■ What is required ■
Print every record below exactly as written.

─── Input ───

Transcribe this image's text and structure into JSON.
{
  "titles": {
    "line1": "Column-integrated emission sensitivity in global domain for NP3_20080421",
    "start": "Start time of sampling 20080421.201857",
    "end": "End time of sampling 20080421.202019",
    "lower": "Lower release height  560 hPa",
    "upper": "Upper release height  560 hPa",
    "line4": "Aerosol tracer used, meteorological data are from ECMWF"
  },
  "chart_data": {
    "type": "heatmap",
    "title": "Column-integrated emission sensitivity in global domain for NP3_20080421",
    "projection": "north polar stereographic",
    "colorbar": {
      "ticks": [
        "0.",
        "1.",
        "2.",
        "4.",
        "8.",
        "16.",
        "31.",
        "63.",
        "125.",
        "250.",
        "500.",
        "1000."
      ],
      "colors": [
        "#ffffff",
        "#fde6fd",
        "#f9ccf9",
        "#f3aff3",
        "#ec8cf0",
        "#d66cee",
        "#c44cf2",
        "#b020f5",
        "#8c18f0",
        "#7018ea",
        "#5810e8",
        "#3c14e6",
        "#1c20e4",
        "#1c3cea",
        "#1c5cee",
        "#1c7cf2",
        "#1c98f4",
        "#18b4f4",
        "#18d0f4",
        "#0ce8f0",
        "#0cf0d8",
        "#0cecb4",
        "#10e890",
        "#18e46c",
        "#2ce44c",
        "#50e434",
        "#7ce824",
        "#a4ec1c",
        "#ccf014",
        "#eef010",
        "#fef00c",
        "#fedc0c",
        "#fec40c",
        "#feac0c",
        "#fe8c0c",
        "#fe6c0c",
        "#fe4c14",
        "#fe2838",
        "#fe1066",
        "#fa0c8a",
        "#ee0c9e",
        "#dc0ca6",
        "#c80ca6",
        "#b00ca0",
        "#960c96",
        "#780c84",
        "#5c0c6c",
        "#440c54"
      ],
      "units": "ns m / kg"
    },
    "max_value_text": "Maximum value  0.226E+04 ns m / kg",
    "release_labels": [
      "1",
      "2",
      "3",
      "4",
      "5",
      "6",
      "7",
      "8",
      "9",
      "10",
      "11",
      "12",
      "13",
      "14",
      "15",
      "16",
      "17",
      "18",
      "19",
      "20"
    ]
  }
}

───

■ Exercise response ■
Transcribe this image's text and structure into JSON.
{
  "titles": {
    "line1": "Column-integrated emission sensitivity in global domain for NP3_20080421",
    "start": "Start time of sampling 20080421.201857",
    "end": "End time of sampling 20080421.202019",
    "lower": "Lower release height  560 hPa",
    "upper": "Upper release height  560 hPa",
    "line4": "Aerosol tracer used, meteorological data are from ECMWF"
  },
  "chart_data": {
    "type": "heatmap",
    "title": "Column-integrated emission sensitivity in global domain for NP3_20080421",
    "projection": "north polar stereographic",
    "colorbar": {
      "ticks": [
        "0.",
        "1.",
        "2.",
        "4.",
        "8.",
        "16.",
        "31.",
        "63.",
        "125.",
        "250.",
        "500.",
        "1000."
      ],
      "colors": [
        "#ffffff",
        "#fde6fd",
        "#f9ccf9",
        "#f3aff3",
        "#ec8cf0",
        "#d66cee",
        "#c44cf2",
        "#b020f5",
        "#8c18f0",
        "#7018ea",
        "#5810e8",
        "#3c14e6",
        "#1c20e4",
        "#1c3cea",
        "#1c5cee",
        "#1c7cf2",
        "#1c98f4",
        "#18b4f4",
        "#18d0f4",
        "#0ce8f0",
        "#0cf0d8",
        "#0cecb4",
        "#10e890",
        "#18e46c",
        "#2ce44c",
        "#50e434",
        "#7ce824",
        "#a4ec1c",
        "#ccf014",
        "#eef010",
        "#fef00c",
        "#fedc0c",
        "#fec40c",
        "#feac0c",
        "#fe8c0c",
        "#fe6c0c",
        "#fe4c14",
        "#fe2838",
        "#fe1066",
        "#fa0c8a",
        "#ee0c9e",
        "#dc0ca6",
        "#c80ca6",
        "#b00ca0",
        "#960c96",
        "#780c84",
        "#5c0c6c",
        "#440c54"
      ],
      "units": "ns m / kg"
    },
    "max_value_text": "Maximum value  0.226E+04 ns m / kg",
    "release_labels": [
      "1",
      "2",
      "3",
      "4",
      "5",
      "6",
      "7",
      "8",
      "9",
      "10",
      "11",
      "12",
      "13",
      "14",
      "15",
      "16",
      "17",
      "18",
      "19",
      "20"
    ]
  }
}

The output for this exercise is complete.